DO THIS:
Give the data below again, word for word.

Dataset items:
-*-*-
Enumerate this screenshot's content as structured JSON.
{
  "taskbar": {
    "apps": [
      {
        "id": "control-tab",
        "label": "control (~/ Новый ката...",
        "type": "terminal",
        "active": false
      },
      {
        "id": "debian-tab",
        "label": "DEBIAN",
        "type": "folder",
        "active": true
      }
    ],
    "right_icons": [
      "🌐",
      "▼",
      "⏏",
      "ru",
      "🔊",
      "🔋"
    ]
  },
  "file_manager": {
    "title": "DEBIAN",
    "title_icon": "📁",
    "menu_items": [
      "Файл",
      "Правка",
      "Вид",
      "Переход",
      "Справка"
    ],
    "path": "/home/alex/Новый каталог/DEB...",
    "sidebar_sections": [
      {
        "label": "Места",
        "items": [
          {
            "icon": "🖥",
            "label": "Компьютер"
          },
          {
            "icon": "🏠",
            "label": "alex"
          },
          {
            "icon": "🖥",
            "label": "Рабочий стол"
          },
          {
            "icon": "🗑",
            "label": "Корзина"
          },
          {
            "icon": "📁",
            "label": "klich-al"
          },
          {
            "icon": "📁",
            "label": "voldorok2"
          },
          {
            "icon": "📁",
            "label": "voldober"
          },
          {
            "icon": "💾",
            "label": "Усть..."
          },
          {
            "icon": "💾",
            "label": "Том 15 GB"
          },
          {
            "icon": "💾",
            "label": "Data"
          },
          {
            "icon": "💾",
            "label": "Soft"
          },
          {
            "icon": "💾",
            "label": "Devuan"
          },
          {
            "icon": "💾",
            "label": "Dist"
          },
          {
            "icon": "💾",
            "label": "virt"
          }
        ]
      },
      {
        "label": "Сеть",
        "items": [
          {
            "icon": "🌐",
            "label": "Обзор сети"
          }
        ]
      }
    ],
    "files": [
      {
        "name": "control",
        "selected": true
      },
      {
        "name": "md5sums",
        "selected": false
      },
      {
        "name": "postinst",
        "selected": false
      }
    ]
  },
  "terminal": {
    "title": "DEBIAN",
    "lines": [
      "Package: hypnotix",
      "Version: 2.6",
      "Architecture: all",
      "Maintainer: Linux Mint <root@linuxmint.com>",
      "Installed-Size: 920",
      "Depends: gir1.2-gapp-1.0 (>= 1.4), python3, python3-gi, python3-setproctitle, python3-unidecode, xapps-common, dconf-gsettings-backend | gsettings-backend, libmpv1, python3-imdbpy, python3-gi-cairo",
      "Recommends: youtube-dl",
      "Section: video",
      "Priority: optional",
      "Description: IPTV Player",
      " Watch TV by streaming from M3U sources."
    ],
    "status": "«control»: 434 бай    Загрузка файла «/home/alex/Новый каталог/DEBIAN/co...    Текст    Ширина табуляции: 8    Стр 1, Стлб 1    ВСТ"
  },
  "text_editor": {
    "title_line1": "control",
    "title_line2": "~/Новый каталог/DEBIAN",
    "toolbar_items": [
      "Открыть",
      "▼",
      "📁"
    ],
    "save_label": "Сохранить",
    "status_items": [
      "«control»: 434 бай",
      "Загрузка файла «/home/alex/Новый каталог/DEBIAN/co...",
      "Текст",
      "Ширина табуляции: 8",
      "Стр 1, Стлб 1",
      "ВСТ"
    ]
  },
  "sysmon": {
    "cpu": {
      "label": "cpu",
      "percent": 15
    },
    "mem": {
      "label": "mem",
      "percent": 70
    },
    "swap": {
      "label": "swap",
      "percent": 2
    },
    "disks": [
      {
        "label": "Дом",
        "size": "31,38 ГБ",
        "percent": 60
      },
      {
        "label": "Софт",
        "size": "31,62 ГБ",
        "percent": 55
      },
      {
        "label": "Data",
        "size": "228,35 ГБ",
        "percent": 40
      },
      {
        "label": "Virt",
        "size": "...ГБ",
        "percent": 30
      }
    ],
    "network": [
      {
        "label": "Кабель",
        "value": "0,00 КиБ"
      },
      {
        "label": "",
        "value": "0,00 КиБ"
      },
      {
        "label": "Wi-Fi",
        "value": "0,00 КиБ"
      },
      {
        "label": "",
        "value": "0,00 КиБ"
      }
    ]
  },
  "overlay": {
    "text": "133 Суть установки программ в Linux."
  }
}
-*-*-
EXERCISE ANSWER:
Enumerate this screenshot's content as structured JSON.
{
  "taskbar": {
    "apps": [
      {
        "id": "control-tab",
        "label": "control (~/ Новый ката...",
        "type": "terminal",
        "active": false
      },
      {
        "id": "debian-tab",
        "label": "DEBIAN",
        "type": "folder",
        "active": true
      }
    ],
    "right_icons": [
      "🌐",
      "▼",
      "⏏",
      "ru",
      "🔊",
      "🔋"
    ]
  },
  "file_manager": {
    "title": "DEBIAN",
    "title_icon": "📁",
    "menu_items": [
      "Файл",
      "Правка",
      "Вид",
      "Переход",
      "Справка"
    ],
    "path": "/home/alex/Новый каталог/DEB...",
    "sidebar_sections": [
      {
        "label": "Места",
        "items": [
          {
            "icon": "🖥",
            "label": "Компьютер"
          },
          {
            "icon": "🏠",
            "label": "alex"
          },
          {
            "icon": "🖥",
            "label": "Рабочий стол"
          },
          {
            "icon": "🗑",
            "label": "Корзина"
          },
          {
            "icon": "📁",
            "label": "klich-al"
          },
          {
            "icon": "📁",
            "label": "voldorok2"
          },
          {
            "icon": "📁",
            "label": "voldober"
          },
          {
            "icon": "💾",
            "label": "Усть..."
          },
          {
            "icon": "💾",
            "label": "Том 15 GB"
          },
          {
            "icon": "💾",
            "label": "Data"
          },
          {
            "icon": "💾",
            "label": "Soft"
          },
          {
            "icon": "💾",
            "label": "Devuan"
          },
          {
            "icon": "💾",
            "label": "Dist"
          },
          {
            "icon": "💾",
            "label": "virt"
          }
        ]
      },
      {
        "label": "Сеть",
        "items": [
          {
            "icon": "🌐",
            "label": "Обзор сети"
          }
        ]
      }
    ],
    "files": [
      {
        "name": "control",
        "selected": true
      },
      {
        "name": "md5sums",
        "selected": false
      },
      {
        "name": "postinst",
        "selected": false
      }
    ]
  },
  "terminal": {
    "title": "DEBIAN",
    "lines": [
      "Package: hypnotix",
      "Version: 2.6",
      "Architecture: all",
      "Maintainer: Linux Mint <root@linuxmint.com>",
      "Installed-Size: 920",
      "Depends: gir1.2-gapp-1.0 (>= 1.4), python3, python3-gi, python3-setproctitle, python3-unidecode, xapps-common, dconf-gsettings-backend | gsettings-backend, libmpv1, python3-imdbpy, python3-gi-cairo",
      "Recommends: youtube-dl",
      "Section: video",
      "Priority: optional",
      "Description: IPTV Player",
      " Watch TV by streaming from M3U sources."
    ],
    "status": "«control»: 434 бай    Загрузка файла «/home/alex/Новый каталог/DEBIAN/co...    Текст    Ширина табуляции: 8    Стр 1, Стлб 1    ВСТ"
  },
  "text_editor": {
    "title_line1": "control",
    "title_line2": "~/Новый каталог/DEBIAN",
    "toolbar_items": [
      "Открыть",
      "▼",
      "📁"
    ],
    "save_label": "Сохранить",
    "status_items": [
      "«control»: 434 бай",
      "Загрузка файла «/home/alex/Новый каталог/DEBIAN/co...",
      "Текст",
      "Ширина табуляции: 8",
      "Стр 1, Стлб 1",
      "ВСТ"
    ]
  },
  "sysmon": {
    "cpu": {
      "label": "cpu",
      "percent": 15
    },
    "mem": {
      "label": "mem",
      "percent": 70
    },
    "swap": {
      "label": "swap",
      "percent": 2
    },
    "disks": [
      {
        "label": "Дом",
        "size": "31,38 ГБ",
        "percent": 60
      },
      {
        "label": "Софт",
        "size": "31,62 ГБ",
        "percent": 55
      },
      {
        "label": "Data",
        "size": "228,35 ГБ",
        "percent": 40
      },
      {
        "label": "Virt",
        "size": "...ГБ",
        "percent": 30
      }
    ],
    "network": [
      {
        "label": "Кабель",
        "value": "0,00 КиБ"
      },
      {
        "label": "",
        "value": "0,00 КиБ"
      },
      {
        "label": "Wi-Fi",
        "value": "0,00 КиБ"
      },
      {
        "label": "",
        "value": "0,00 КиБ"
      }
    ]
  },
  "overlay": {
    "text": "133 Суть установки программ в Linux."
  }
}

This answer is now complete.